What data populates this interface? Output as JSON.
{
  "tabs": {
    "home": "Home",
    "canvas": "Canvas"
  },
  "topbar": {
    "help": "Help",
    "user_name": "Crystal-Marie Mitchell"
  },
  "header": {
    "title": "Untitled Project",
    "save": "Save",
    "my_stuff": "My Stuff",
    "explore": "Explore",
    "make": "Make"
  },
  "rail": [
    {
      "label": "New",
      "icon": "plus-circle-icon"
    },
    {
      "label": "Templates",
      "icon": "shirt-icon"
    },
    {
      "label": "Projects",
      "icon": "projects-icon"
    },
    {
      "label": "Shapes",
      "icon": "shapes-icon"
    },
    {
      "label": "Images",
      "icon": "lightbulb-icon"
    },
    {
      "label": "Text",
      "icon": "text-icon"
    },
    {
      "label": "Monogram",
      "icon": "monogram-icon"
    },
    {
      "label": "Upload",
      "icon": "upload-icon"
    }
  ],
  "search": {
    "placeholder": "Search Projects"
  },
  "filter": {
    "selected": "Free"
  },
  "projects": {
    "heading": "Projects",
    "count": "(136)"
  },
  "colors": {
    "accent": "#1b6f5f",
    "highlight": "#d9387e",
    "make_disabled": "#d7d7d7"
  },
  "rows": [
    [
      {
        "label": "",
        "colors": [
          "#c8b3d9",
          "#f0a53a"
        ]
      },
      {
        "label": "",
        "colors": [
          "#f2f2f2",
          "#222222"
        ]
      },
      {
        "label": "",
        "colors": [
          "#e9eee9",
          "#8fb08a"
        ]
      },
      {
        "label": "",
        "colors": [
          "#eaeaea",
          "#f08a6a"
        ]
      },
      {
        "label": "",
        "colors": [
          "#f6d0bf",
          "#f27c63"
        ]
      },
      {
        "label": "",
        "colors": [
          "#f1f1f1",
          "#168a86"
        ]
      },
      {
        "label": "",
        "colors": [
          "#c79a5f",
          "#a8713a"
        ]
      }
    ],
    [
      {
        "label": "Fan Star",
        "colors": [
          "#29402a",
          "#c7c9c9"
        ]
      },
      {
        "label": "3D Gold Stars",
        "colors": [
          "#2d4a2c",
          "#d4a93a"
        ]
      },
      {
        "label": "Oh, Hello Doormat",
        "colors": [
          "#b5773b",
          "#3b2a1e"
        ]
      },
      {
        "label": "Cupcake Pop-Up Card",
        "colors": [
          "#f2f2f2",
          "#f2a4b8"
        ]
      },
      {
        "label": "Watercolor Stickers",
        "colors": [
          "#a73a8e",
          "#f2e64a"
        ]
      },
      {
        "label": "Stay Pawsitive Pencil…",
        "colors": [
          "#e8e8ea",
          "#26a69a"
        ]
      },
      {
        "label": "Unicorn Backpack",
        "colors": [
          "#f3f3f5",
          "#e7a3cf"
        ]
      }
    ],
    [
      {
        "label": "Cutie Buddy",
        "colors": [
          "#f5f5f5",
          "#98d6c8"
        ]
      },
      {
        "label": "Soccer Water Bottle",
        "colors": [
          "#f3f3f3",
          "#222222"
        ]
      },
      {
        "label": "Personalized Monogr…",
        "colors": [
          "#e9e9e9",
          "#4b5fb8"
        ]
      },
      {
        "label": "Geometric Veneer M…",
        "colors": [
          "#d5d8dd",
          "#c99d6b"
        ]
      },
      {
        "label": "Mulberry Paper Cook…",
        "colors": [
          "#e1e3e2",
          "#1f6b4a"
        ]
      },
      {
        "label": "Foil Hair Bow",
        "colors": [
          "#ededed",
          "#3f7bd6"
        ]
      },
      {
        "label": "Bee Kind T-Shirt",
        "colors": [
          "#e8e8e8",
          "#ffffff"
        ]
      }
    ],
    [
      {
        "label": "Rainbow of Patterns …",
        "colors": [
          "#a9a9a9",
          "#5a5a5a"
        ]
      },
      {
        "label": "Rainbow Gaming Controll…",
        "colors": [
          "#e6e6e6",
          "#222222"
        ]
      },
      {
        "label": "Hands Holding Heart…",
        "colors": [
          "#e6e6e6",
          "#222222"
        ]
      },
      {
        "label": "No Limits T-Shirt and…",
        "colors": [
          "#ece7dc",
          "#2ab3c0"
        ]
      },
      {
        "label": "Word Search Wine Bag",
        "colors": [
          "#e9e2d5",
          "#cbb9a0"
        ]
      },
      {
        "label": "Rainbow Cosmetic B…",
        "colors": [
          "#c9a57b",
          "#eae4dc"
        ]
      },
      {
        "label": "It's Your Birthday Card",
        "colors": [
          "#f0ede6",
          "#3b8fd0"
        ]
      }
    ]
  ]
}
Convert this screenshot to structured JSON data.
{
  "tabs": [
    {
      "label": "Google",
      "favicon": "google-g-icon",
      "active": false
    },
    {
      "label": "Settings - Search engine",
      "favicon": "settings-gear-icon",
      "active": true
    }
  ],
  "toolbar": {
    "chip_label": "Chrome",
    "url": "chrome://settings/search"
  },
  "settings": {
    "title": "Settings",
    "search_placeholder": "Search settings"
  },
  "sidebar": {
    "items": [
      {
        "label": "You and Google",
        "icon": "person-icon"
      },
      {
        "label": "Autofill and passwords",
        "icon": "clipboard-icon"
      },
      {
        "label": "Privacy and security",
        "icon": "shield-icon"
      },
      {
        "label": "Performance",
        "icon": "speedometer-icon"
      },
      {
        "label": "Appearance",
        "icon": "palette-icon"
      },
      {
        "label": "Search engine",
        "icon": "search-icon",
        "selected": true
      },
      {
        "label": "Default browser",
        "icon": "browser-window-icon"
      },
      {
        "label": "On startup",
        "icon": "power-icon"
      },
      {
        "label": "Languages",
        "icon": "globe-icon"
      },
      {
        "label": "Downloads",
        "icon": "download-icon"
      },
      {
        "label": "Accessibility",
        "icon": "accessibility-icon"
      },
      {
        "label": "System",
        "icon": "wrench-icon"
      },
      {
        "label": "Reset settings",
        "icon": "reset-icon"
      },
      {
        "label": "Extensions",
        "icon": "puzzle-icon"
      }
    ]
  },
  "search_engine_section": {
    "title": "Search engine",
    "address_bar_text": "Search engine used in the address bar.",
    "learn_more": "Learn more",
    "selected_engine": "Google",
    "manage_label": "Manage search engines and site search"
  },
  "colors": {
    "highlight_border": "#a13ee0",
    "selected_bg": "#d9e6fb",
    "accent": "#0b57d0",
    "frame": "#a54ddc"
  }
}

# [Stated goal]
Return every line above in which the string "browser" occurs.

# [Solution to the problem]
        "label": "Default browser",
        "icon": "browser-window-icon"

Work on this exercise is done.